THE EXERCISE: Say how many lines contain the word "experiment". Only the number should be given.

RECORDS PROVIDED:
——————————

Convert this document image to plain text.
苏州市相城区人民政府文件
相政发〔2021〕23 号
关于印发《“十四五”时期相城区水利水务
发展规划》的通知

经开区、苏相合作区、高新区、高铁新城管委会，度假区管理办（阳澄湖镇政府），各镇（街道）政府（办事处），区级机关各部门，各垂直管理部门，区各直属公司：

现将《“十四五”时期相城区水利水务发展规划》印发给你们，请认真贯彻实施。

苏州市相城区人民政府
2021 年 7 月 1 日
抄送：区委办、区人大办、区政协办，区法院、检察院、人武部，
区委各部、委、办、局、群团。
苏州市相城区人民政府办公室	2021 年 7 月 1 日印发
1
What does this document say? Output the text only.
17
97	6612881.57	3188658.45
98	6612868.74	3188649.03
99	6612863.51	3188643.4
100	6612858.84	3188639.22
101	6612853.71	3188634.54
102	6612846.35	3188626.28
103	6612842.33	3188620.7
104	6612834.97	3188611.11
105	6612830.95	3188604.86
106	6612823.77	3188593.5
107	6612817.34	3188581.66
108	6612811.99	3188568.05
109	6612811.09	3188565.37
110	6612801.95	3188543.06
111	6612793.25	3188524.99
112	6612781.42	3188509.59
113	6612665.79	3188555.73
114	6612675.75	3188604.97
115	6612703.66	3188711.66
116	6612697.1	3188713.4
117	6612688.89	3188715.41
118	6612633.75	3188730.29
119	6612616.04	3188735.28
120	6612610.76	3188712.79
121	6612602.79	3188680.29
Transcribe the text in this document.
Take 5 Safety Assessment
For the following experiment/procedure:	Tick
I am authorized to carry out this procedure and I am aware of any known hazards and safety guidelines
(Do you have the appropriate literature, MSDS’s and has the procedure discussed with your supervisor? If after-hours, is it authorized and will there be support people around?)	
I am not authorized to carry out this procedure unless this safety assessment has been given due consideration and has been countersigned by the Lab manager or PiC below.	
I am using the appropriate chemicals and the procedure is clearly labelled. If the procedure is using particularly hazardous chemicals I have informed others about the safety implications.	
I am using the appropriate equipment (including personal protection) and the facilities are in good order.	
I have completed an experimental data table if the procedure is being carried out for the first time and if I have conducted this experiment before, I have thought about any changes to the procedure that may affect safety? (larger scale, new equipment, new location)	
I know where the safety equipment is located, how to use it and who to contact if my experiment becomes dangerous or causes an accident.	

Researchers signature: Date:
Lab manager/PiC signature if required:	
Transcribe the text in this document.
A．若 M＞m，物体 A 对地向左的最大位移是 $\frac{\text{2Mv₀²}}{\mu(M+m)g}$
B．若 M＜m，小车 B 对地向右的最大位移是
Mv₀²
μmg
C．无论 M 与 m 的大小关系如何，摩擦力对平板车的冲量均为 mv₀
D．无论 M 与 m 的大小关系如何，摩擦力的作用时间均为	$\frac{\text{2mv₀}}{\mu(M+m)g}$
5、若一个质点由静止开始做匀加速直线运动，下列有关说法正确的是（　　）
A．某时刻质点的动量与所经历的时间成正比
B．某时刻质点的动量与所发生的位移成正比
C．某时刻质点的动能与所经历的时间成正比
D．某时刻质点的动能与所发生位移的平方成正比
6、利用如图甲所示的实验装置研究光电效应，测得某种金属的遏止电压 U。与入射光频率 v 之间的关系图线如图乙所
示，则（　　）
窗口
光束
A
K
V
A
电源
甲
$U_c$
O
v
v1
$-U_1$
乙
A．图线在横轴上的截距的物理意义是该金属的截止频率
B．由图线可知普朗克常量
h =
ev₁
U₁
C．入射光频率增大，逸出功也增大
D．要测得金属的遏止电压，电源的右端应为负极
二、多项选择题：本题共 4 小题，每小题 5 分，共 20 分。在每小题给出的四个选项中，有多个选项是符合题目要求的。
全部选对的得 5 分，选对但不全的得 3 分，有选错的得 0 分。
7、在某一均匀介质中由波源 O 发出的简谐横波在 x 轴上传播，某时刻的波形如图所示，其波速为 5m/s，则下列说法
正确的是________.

——————————

SOLUTION FOR THIS EXERCISE: 3